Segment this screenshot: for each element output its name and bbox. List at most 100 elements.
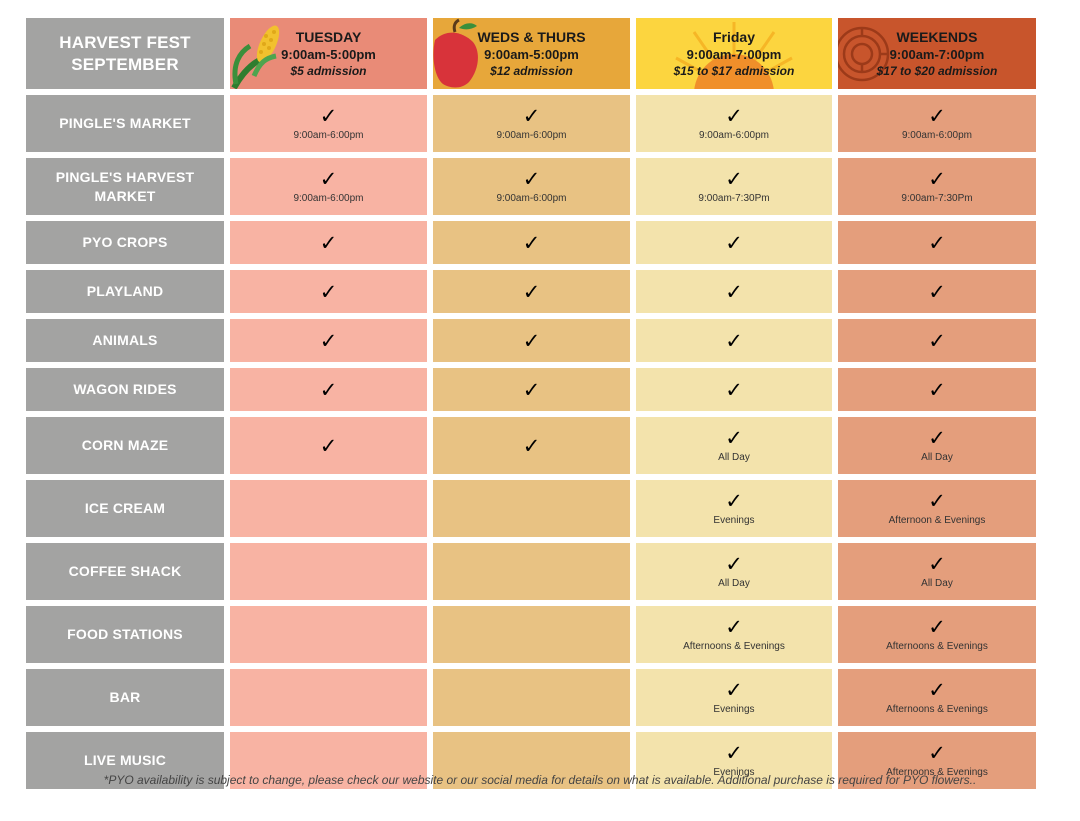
row-label: COFFEE SHACK	[26, 543, 224, 600]
cell-tuesday	[230, 732, 427, 789]
column-hours: 9:00am-5:00pm	[281, 46, 376, 62]
cell-note: All Day	[718, 577, 750, 589]
cell-note: Evenings	[713, 514, 755, 526]
cell-friday: ✓ 9:00am-7:30Pm	[636, 158, 832, 215]
cell-note: All Day	[921, 577, 953, 589]
cell-friday: ✓ Evenings	[636, 480, 832, 537]
cell-weekends: ✓	[838, 221, 1036, 264]
checkmark-icon: ✓	[319, 230, 338, 255]
column-header-weds-thurs: WEDS & THURS 9:00am-5:00pm $12 admission	[433, 18, 630, 89]
cell-weds-thurs: ✓	[433, 368, 630, 411]
page-title: HARVEST FEST SEPTEMBER	[26, 18, 224, 89]
checkmark-icon: ✓	[725, 166, 743, 191]
checkmark-icon: ✓	[928, 166, 946, 191]
checkmark-icon: ✓	[928, 279, 946, 304]
cell-note: All Day	[718, 451, 750, 463]
cell-note: 9:00am-6:00pm	[293, 192, 364, 204]
checkmark-icon: ✓	[725, 377, 743, 402]
cell-note: Afternoons & Evenings	[886, 703, 988, 715]
cell-weekends: ✓ 9:00am-7:30Pm	[838, 158, 1036, 215]
row-label: WAGON RIDES	[26, 368, 224, 411]
cell-weds-thurs: ✓ 9:00am-6:00pm	[433, 158, 630, 215]
checkmark-icon: ✓	[725, 740, 743, 765]
cell-tuesday: ✓ 9:00am-6:00pm	[230, 158, 427, 215]
checkmark-icon: ✓	[928, 425, 946, 450]
cell-note: 9:00am-6:00pm	[496, 192, 567, 204]
column-day: TUESDAY	[295, 28, 362, 45]
cell-weds-thurs: ✓	[433, 417, 630, 474]
corn-icon	[231, 25, 280, 89]
cell-friday: ✓ All Day	[636, 417, 832, 474]
cell-friday: ✓ Evenings	[636, 669, 832, 726]
cell-friday: ✓ Evenings	[636, 732, 832, 789]
checkmark-icon: ✓	[928, 103, 946, 128]
cell-weds-thurs: ✓	[433, 221, 630, 264]
cell-tuesday	[230, 543, 427, 600]
checkmark-icon: ✓	[725, 551, 743, 576]
column-day: WEEKENDS	[896, 28, 978, 45]
checkmark-icon: ✓	[928, 677, 946, 702]
cell-tuesday: ✓	[230, 417, 427, 474]
cell-weds-thurs	[433, 480, 630, 537]
checkmark-icon: ✓	[319, 433, 338, 458]
column-hours: 9:00am-7:00pm	[889, 46, 985, 62]
cell-weds-thurs	[433, 543, 630, 600]
checkmark-icon: ✓	[928, 377, 946, 402]
cell-tuesday	[230, 669, 427, 726]
cell-friday: ✓ Afternoons & Evenings	[636, 606, 832, 663]
cell-note: Afternoons & Evenings	[683, 640, 785, 652]
cell-tuesday	[230, 606, 427, 663]
cell-note: Afternoons & Evenings	[886, 766, 988, 778]
cell-weekends: ✓	[838, 319, 1036, 362]
row-label: ANIMALS	[26, 319, 224, 362]
cell-friday: ✓ 9:00am-6:00pm	[636, 95, 832, 152]
cell-weekends: ✓ 9:00am-6:00pm	[838, 95, 1036, 152]
cell-note: 9:00am-6:00pm	[293, 129, 364, 141]
checkmark-icon: ✓	[725, 614, 743, 639]
cell-tuesday: ✓	[230, 221, 427, 264]
cell-weds-thurs: ✓	[433, 270, 630, 313]
checkmark-icon: ✓	[319, 328, 338, 353]
cell-weds-thurs: ✓	[433, 319, 630, 362]
column-header-weekends: WEEKENDS 9:00am-7:00pm $17 to $20 admiss…	[838, 18, 1036, 89]
checkmark-icon: ✓	[928, 488, 946, 513]
cell-weekends: ✓ Afternoon & Evenings	[838, 480, 1036, 537]
cell-weds-thurs	[433, 669, 630, 726]
column-header-friday: Friday 9:00am-7:00pm $15 to $17 admissio…	[636, 18, 832, 89]
row-label: CORN MAZE	[26, 417, 224, 474]
cell-tuesday	[230, 480, 427, 537]
column-day: Friday	[712, 28, 755, 45]
column-hours: 9:00am-7:00pm	[686, 46, 782, 62]
row-label: ICE CREAM	[26, 480, 224, 537]
column-day: WEDS & THURS	[477, 28, 586, 45]
row-label: LIVE MUSIC	[26, 732, 224, 789]
cell-note: 9:00am-7:30Pm	[698, 192, 770, 204]
cell-friday: ✓	[636, 270, 832, 313]
checkmark-icon: ✓	[725, 103, 743, 128]
cell-weds-thurs	[433, 606, 630, 663]
checkmark-icon: ✓	[725, 488, 743, 513]
cell-weekends: ✓ Afternoons & Evenings	[838, 732, 1036, 789]
checkmark-icon: ✓	[725, 328, 743, 353]
checkmark-icon: ✓	[725, 279, 743, 304]
cell-tuesday: ✓	[230, 270, 427, 313]
row-label: PLAYLAND	[26, 270, 224, 313]
column-header-tuesday: TUESDAY 9:00am-5:00pm $5 admission	[230, 18, 427, 89]
cell-weekends: ✓ Afternoons & Evenings	[838, 606, 1036, 663]
checkmark-icon: ✓	[319, 279, 338, 304]
row-label: PYO CROPS	[26, 221, 224, 264]
cell-note: 9:00am-6:00pm	[901, 129, 973, 141]
column-admission: $12 admission	[490, 63, 573, 78]
cell-friday: ✓	[636, 319, 832, 362]
checkmark-icon: ✓	[928, 328, 946, 353]
cell-note: 9:00am-7:30Pm	[901, 192, 973, 204]
footnote: *PYO availability is subject to change, …	[103, 773, 977, 787]
checkmark-icon: ✓	[725, 425, 743, 450]
checkmark-icon: ✓	[319, 103, 338, 128]
checkmark-icon: ✓	[928, 551, 946, 576]
checkmark-icon: ✓	[928, 230, 946, 255]
cell-tuesday: ✓ 9:00am-6:00pm	[230, 95, 427, 152]
cell-weekends: ✓ Afternoons & Evenings	[838, 669, 1036, 726]
cell-note: All Day	[921, 451, 953, 463]
checkmark-icon: ✓	[928, 740, 946, 765]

Objective: Return the lines of the records without any change, starting at the line containing "543, 224, 600]" and ending at the line containing "543, 427, 600]", with both of those lines included.

The result:
row-label: COFFEE SHACK	[26, 543, 224, 600]
cell-tuesday	[230, 732, 427, 789]
column-hours: 9:00am-5:00pm	[281, 46, 376, 62]
cell-note: All Day	[718, 577, 750, 589]
cell-note: Evenings	[713, 514, 755, 526]
cell-friday: ✓ 9:00am-7:30Pm	[636, 158, 832, 215]
cell-note: All Day	[921, 577, 953, 589]
cell-friday: ✓ Evenings	[636, 480, 832, 537]
cell-weekends: ✓	[838, 221, 1036, 264]
checkmark-icon: ✓	[319, 230, 338, 255]
column-header-weds-thurs: WEDS & THURS 9:00am-5:00pm $12 admission	[433, 18, 630, 89]
cell-weds-thurs: ✓	[433, 368, 630, 411]
page-title: HARVEST FEST SEPTEMBER	[26, 18, 224, 89]
checkmark-icon: ✓	[725, 166, 743, 191]
checkmark-icon: ✓	[928, 166, 946, 191]
checkmark-icon: ✓	[928, 279, 946, 304]
cell-note: All Day	[718, 451, 750, 463]
cell-note: 9:00am-6:00pm	[293, 192, 364, 204]
checkmark-icon: ✓	[725, 377, 743, 402]
cell-note: Afternoons & Evenings	[886, 703, 988, 715]
cell-weekends: ✓ 9:00am-7:30Pm	[838, 158, 1036, 215]
row-label: WAGON RIDES	[26, 368, 224, 411]
cell-weds-thurs: ✓ 9:00am-6:00pm	[433, 158, 630, 215]
checkmark-icon: ✓	[725, 740, 743, 765]
cell-tuesday: ✓ 9:00am-6:00pm	[230, 158, 427, 215]
checkmark-icon: ✓	[928, 425, 946, 450]
cell-note: 9:00am-6:00pm	[496, 192, 567, 204]
column-day: TUESDAY	[295, 28, 362, 45]
cell-weds-thurs: ✓	[433, 417, 630, 474]
corn-icon	[231, 25, 280, 89]
cell-friday: ✓ All Day	[636, 417, 832, 474]
cell-friday: ✓ Evenings	[636, 669, 832, 726]
cell-friday: ✓ Evenings	[636, 732, 832, 789]
checkmark-icon: ✓	[928, 103, 946, 128]
cell-weds-thurs: ✓	[433, 221, 630, 264]
cell-tuesday	[230, 543, 427, 600]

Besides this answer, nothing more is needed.